[Provided data]:
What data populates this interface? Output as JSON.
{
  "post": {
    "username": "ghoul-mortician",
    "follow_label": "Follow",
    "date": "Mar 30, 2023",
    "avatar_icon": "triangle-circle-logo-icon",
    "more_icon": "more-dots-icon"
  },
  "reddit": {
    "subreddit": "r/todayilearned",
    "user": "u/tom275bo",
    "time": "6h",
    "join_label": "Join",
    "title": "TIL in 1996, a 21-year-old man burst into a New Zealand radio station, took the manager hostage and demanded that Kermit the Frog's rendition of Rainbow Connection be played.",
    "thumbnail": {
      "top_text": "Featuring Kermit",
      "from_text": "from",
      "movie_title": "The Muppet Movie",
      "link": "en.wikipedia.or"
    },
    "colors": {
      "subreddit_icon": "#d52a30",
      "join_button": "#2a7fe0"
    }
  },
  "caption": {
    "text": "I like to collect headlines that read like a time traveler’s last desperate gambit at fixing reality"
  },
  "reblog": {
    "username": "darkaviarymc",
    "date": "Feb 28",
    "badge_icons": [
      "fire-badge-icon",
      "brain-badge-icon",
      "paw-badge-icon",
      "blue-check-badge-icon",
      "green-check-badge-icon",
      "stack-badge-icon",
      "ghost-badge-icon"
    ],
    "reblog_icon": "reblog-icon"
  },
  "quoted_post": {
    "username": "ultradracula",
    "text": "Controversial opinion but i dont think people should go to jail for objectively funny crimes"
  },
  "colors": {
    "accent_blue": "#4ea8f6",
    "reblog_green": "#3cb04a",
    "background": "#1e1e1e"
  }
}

[Job]: Your task is to reproduce the whole listing exactly.

[Written solution]:
What data populates this interface? Output as JSON.
{
  "post": {
    "username": "ghoul-mortician",
    "follow_label": "Follow",
    "date": "Mar 30, 2023",
    "avatar_icon": "triangle-circle-logo-icon",
    "more_icon": "more-dots-icon"
  },
  "reddit": {
    "subreddit": "r/todayilearned",
    "user": "u/tom275bo",
    "time": "6h",
    "join_label": "Join",
    "title": "TIL in 1996, a 21-year-old man burst into a New Zealand radio station, took the manager hostage and demanded that Kermit the Frog's rendition of Rainbow Connection be played.",
    "thumbnail": {
      "top_text": "Featuring Kermit",
      "from_text": "from",
      "movie_title": "The Muppet Movie",
      "link": "en.wikipedia.or"
    },
    "colors": {
      "subreddit_icon": "#d52a30",
      "join_button": "#2a7fe0"
    }
  },
  "caption": {
    "text": "I like to collect headlines that read like a time traveler’s last desperate gambit at fixing reality"
  },
  "reblog": {
    "username": "darkaviarymc",
    "date": "Feb 28",
    "badge_icons": [
      "fire-badge-icon",
      "brain-badge-icon",
      "paw-badge-icon",
      "blue-check-badge-icon",
      "green-check-badge-icon",
      "stack-badge-icon",
      "ghost-badge-icon"
    ],
    "reblog_icon": "reblog-icon"
  },
  "quoted_post": {
    "username": "ultradracula",
    "text": "Controversial opinion but i dont think people should go to jail for objectively funny crimes"
  },
  "colors": {
    "accent_blue": "#4ea8f6",
    "reblog_green": "#3cb04a",
    "background": "#1e1e1e"
  }
}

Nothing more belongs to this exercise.